_Direction_
Return all of the lines below exactly as they are.

_Data provided_
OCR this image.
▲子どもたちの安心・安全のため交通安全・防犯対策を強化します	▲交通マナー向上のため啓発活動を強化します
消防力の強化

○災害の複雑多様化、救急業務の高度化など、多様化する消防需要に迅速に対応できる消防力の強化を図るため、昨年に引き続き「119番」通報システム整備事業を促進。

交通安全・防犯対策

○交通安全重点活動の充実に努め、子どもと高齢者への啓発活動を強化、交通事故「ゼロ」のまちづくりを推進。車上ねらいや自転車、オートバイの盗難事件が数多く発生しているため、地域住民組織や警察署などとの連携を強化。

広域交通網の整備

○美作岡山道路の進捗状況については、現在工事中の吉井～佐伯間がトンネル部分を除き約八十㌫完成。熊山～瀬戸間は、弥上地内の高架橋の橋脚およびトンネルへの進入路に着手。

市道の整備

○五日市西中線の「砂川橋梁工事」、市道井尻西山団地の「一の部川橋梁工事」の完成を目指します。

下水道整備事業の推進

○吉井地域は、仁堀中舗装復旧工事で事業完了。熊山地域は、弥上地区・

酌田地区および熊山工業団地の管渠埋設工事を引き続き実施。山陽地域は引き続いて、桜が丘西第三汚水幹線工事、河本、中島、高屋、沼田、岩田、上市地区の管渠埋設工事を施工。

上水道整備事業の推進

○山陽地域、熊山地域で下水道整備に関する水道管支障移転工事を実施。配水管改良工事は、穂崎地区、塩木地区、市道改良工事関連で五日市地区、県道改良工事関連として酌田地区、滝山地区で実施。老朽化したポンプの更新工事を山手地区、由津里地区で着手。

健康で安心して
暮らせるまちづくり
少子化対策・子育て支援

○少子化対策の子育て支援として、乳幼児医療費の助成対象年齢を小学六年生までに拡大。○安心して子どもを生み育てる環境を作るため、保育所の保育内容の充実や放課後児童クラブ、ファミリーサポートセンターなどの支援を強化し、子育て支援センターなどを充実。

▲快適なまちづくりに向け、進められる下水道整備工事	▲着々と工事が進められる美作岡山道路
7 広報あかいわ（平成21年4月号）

_Written solution_
OCR this image.
▲子どもたちの安心・安全のため交通安全・防犯対策を強化します	▲交通マナー向上のため啓発活動を強化します
消防力の強化

○災害の複雑多様化、救急業務の高度化など、多様化する消防需要に迅速に対応できる消防力の強化を図るため、昨年に引き続き「119番」通報システム整備事業を促進。

交通安全・防犯対策

○交通安全重点活動の充実に努め、子どもと高齢者への啓発活動を強化、交通事故「ゼロ」のまちづくりを推進。車上ねらいや自転車、オートバイの盗難事件が数多く発生しているため、地域住民組織や警察署などとの連携を強化。

広域交通網の整備

○美作岡山道路の進捗状況については、現在工事中の吉井～佐伯間がトンネル部分を除き約八十㌫完成。熊山～瀬戸間は、弥上地内の高架橋の橋脚およびトンネルへの進入路に着手。

市道の整備

○五日市西中線の「砂川橋梁工事」、市道井尻西山団地の「一の部川橋梁工事」の完成を目指します。

下水道整備事業の推進

○吉井地域は、仁堀中舗装復旧工事で事業完了。熊山地域は、弥上地区・

酌田地区および熊山工業団地の管渠埋設工事を引き続き実施。山陽地域は引き続いて、桜が丘西第三汚水幹線工事、河本、中島、高屋、沼田、岩田、上市地区の管渠埋設工事を施工。

上水道整備事業の推進

○山陽地域、熊山地域で下水道整備に関する水道管支障移転工事を実施。配水管改良工事は、穂崎地区、塩木地区、市道改良工事関連で五日市地区、県道改良工事関連として酌田地区、滝山地区で実施。老朽化したポンプの更新工事を山手地区、由津里地区で着手。

健康で安心して
暮らせるまちづくり
少子化対策・子育て支援

○少子化対策の子育て支援として、乳幼児医療費の助成対象年齢を小学六年生までに拡大。○安心して子どもを生み育てる環境を作るため、保育所の保育内容の充実や放課後児童クラブ、ファミリーサポートセンターなどの支援を強化し、子育て支援センターなどを充実。

▲快適なまちづくりに向け、進められる下水道整備工事	▲着々と工事が進められる美作岡山道路
7 広報あかいわ（平成21年4月号）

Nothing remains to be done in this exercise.